THE RECORDS
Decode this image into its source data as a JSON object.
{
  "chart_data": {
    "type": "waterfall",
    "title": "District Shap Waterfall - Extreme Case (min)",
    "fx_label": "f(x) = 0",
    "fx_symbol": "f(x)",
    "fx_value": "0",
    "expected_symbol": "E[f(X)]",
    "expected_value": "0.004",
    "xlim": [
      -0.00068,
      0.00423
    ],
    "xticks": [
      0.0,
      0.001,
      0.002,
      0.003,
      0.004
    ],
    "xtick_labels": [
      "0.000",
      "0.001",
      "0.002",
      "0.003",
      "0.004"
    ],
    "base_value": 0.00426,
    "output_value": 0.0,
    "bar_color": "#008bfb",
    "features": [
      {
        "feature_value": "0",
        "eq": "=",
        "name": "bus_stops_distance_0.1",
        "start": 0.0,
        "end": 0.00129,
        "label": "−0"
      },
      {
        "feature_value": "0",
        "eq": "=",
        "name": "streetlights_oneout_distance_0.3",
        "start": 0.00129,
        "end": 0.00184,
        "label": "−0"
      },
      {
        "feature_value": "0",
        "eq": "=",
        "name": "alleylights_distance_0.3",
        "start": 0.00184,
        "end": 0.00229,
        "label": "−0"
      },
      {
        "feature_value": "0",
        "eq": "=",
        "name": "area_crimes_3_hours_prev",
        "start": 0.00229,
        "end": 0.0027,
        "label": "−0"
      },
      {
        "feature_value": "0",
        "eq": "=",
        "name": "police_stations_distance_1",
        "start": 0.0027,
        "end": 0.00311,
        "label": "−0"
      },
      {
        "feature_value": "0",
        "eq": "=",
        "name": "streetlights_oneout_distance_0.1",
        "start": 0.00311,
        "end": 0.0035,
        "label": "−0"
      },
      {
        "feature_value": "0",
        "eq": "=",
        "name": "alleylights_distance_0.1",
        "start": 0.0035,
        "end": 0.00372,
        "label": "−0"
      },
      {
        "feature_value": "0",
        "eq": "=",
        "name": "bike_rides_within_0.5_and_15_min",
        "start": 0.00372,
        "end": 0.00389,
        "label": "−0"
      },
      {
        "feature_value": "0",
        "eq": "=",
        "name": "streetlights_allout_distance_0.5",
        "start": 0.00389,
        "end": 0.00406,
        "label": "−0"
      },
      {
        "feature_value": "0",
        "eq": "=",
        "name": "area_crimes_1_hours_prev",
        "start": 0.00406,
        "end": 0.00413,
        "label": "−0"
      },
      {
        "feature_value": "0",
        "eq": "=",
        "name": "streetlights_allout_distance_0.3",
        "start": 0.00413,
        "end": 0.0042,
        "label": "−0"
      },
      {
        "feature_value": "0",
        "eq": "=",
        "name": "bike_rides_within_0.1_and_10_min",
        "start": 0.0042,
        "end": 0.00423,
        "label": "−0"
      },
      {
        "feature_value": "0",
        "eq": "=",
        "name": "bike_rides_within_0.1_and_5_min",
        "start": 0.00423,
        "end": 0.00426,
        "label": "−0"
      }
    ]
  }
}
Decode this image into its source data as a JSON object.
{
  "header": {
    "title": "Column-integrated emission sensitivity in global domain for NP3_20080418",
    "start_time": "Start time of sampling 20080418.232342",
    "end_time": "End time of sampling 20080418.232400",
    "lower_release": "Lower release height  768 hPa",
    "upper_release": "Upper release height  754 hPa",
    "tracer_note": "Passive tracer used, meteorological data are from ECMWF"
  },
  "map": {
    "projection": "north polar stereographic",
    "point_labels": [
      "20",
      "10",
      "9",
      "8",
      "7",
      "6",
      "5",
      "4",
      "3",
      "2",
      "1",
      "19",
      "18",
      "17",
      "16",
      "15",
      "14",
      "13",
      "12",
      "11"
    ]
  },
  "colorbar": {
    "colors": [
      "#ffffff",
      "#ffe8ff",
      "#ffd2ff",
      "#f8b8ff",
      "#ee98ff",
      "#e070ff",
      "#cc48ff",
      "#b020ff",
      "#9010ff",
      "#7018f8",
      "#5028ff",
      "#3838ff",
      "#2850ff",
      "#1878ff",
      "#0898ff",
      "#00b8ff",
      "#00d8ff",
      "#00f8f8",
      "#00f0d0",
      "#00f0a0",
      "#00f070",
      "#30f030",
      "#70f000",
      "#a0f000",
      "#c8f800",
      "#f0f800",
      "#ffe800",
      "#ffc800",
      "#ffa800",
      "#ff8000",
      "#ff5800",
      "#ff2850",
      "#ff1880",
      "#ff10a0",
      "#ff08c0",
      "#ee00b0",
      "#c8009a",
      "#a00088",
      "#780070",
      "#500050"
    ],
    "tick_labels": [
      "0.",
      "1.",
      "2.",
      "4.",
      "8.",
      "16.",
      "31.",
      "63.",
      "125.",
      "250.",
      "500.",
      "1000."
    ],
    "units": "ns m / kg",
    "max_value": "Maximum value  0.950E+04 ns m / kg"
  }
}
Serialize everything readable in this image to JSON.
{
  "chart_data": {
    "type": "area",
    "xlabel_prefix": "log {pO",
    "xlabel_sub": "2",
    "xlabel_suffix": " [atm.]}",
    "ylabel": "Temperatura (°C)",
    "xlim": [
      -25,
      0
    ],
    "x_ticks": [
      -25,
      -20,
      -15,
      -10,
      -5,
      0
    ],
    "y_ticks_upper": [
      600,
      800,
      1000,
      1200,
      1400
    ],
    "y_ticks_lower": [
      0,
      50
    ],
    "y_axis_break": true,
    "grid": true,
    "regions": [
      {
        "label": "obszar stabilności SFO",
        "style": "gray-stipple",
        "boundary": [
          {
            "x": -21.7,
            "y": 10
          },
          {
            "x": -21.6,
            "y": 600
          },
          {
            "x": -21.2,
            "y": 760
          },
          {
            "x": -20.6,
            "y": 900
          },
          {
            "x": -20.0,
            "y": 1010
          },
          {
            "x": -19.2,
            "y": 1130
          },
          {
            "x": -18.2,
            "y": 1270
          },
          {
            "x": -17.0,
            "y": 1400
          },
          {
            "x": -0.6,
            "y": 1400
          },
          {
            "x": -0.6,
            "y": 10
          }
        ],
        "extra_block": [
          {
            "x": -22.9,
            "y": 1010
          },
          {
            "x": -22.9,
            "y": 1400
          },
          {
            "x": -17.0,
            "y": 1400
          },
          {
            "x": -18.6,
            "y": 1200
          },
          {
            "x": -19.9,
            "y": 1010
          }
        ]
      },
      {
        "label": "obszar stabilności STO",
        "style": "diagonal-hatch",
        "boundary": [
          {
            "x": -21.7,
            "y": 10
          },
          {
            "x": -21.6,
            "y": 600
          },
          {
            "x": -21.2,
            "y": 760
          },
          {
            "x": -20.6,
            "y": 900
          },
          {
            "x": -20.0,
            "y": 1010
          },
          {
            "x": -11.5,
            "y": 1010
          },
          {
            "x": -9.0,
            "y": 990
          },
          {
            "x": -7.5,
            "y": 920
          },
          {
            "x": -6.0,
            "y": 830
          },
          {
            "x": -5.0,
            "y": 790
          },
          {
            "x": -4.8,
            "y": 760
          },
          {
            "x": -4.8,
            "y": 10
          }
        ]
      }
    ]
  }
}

INSTRUCTIONS FOR THE TASK
Using the data above, print every record exactly as shown.

EXERCISE RESULT
Decode this image into its source data as a JSON object.
{
  "chart_data": {
    "type": "waterfall",
    "title": "District Shap Waterfall - Extreme Case (min)",
    "fx_label": "f(x) = 0",
    "fx_symbol": "f(x)",
    "fx_value": "0",
    "expected_symbol": "E[f(X)]",
    "expected_value": "0.004",
    "xlim": [
      -0.00068,
      0.00423
    ],
    "xticks": [
      0.0,
      0.001,
      0.002,
      0.003,
      0.004
    ],
    "xtick_labels": [
      "0.000",
      "0.001",
      "0.002",
      "0.003",
      "0.004"
    ],
    "base_value": 0.00426,
    "output_value": 0.0,
    "bar_color": "#008bfb",
    "features": [
      {
        "feature_value": "0",
        "eq": "=",
        "name": "bus_stops_distance_0.1",
        "start": 0.0,
        "end": 0.00129,
        "label": "−0"
      },
      {
        "feature_value": "0",
        "eq": "=",
        "name": "streetlights_oneout_distance_0.3",
        "start": 0.00129,
        "end": 0.00184,
        "label": "−0"
      },
      {
        "feature_value": "0",
        "eq": "=",
        "name": "alleylights_distance_0.3",
        "start": 0.00184,
        "end": 0.00229,
        "label": "−0"
      },
      {
        "feature_value": "0",
        "eq": "=",
        "name": "area_crimes_3_hours_prev",
        "start": 0.00229,
        "end": 0.0027,
        "label": "−0"
      },
      {
        "feature_value": "0",
        "eq": "=",
        "name": "police_stations_distance_1",
        "start": 0.0027,
        "end": 0.00311,
        "label": "−0"
      },
      {
        "feature_value": "0",
        "eq": "=",
        "name": "streetlights_oneout_distance_0.1",
        "start": 0.00311,
        "end": 0.0035,
        "label": "−0"
      },
      {
        "feature_value": "0",
        "eq": "=",
        "name": "alleylights_distance_0.1",
        "start": 0.0035,
        "end": 0.00372,
        "label": "−0"
      },
      {
        "feature_value": "0",
        "eq": "=",
        "name": "bike_rides_within_0.5_and_15_min",
        "start": 0.00372,
        "end": 0.00389,
        "label": "−0"
      },
      {
        "feature_value": "0",
        "eq": "=",
        "name": "streetlights_allout_distance_0.5",
        "start": 0.00389,
        "end": 0.00406,
        "label": "−0"
      },
      {
        "feature_value": "0",
        "eq": "=",
        "name": "area_crimes_1_hours_prev",
        "start": 0.00406,
        "end": 0.00413,
        "label": "−0"
      },
      {
        "feature_value": "0",
        "eq": "=",
        "name": "streetlights_allout_distance_0.3",
        "start": 0.00413,
        "end": 0.0042,
        "label": "−0"
      },
      {
        "feature_value": "0",
        "eq": "=",
        "name": "bike_rides_within_0.1_and_10_min",
        "start": 0.0042,
        "end": 0.00423,
        "label": "−0"
      },
      {
        "feature_value": "0",
        "eq": "=",
        "name": "bike_rides_within_0.1_and_5_min",
        "start": 0.00423,
        "end": 0.00426,
        "label": "−0"
      }
    ]
  }
}
Decode this image into its source data as a JSON object.
{
  "header": {
    "title": "Column-integrated emission sensitivity in global domain for NP3_20080418",
    "start_time": "Start time of sampling 20080418.232342",
    "end_time": "End time of sampling 20080418.232400",
    "lower_release": "Lower release height  768 hPa",
    "upper_release": "Upper release height  754 hPa",
    "tracer_note": "Passive tracer used, meteorological data are from ECMWF"
  },
  "map": {
    "projection": "north polar stereographic",
    "point_labels": [
      "20",
      "10",
      "9",
      "8",
      "7",
      "6",
      "5",
      "4",
      "3",
      "2",
      "1",
      "19",
      "18",
      "17",
      "16",
      "15",
      "14",
      "13",
      "12",
      "11"
    ]
  },
  "colorbar": {
    "colors": [
      "#ffffff",
      "#ffe8ff",
      "#ffd2ff",
      "#f8b8ff",
      "#ee98ff",
      "#e070ff",
      "#cc48ff",
      "#b020ff",
      "#9010ff",
      "#7018f8",
      "#5028ff",
      "#3838ff",
      "#2850ff",
      "#1878ff",
      "#0898ff",
      "#00b8ff",
      "#00d8ff",
      "#00f8f8",
      "#00f0d0",
      "#00f0a0",
      "#00f070",
      "#30f030",
      "#70f000",
      "#a0f000",
      "#c8f800",
      "#f0f800",
      "#ffe800",
      "#ffc800",
      "#ffa800",
      "#ff8000",
      "#ff5800",
      "#ff2850",
      "#ff1880",
      "#ff10a0",
      "#ff08c0",
      "#ee00b0",
      "#c8009a",
      "#a00088",
      "#780070",
      "#500050"
    ],
    "tick_labels": [
      "0.",
      "1.",
      "2.",
      "4.",
      "8.",
      "16.",
      "31.",
      "63.",
      "125.",
      "250.",
      "500.",
      "1000."
    ],
    "units": "ns m / kg",
    "max_value": "Maximum value  0.950E+04 ns m / kg"
  }
}
Serialize everything readable in this image to JSON.
{
  "chart_data": {
    "type": "area",
    "xlabel_prefix": "log {pO",
    "xlabel_sub": "2",
    "xlabel_suffix": " [atm.]}",
    "ylabel": "Temperatura (°C)",
    "xlim": [
      -25,
      0
    ],
    "x_ticks": [
      -25,
      -20,
      -15,
      -10,
      -5,
      0
    ],
    "y_ticks_upper": [
      600,
      800,
      1000,
      1200,
      1400
    ],
    "y_ticks_lower": [
      0,
      50
    ],
    "y_axis_break": true,
    "grid": true,
    "regions": [
      {
        "label": "obszar stabilności SFO",
        "style": "gray-stipple",
        "boundary": [
          {
            "x": -21.7,
            "y": 10
          },
          {
            "x": -21.6,
            "y": 600
          },
          {
            "x": -21.2,
            "y": 760
          },
          {
            "x": -20.6,
            "y": 900
          },
          {
            "x": -20.0,
            "y": 1010
          },
          {
            "x": -19.2,
            "y": 1130
          },
          {
            "x": -18.2,
            "y": 1270
          },
          {
            "x": -17.0,
            "y": 1400
          },
          {
            "x": -0.6,
            "y": 1400
          },
          {
            "x": -0.6,
            "y": 10
          }
        ],
        "extra_block": [
          {
            "x": -22.9,
            "y": 1010
          },
          {
            "x": -22.9,
            "y": 1400
          },
          {
            "x": -17.0,
            "y": 1400
          },
          {
            "x": -18.6,
            "y": 1200
          },
          {
            "x": -19.9,
            "y": 1010
          }
        ]
      },
      {
        "label": "obszar stabilności STO",
        "style": "diagonal-hatch",
        "boundary": [
          {
            "x": -21.7,
            "y": 10
          },
          {
            "x": -21.6,
            "y": 600
          },
          {
            "x": -21.2,
            "y": 760
          },
          {
            "x": -20.6,
            "y": 900
          },
          {
            "x": -20.0,
            "y": 1010
          },
          {
            "x": -11.5,
            "y": 1010
          },
          {
            "x": -9.0,
            "y": 990
          },
          {
            "x": -7.5,
            "y": 920
          },
          {
            "x": -6.0,
            "y": 830
          },
          {
            "x": -5.0,
            "y": 790
          },
          {
            "x": -4.8,
            "y": 760
          },
          {
            "x": -4.8,
            "y": 10
          }
        ]
      }
    ]
  }
}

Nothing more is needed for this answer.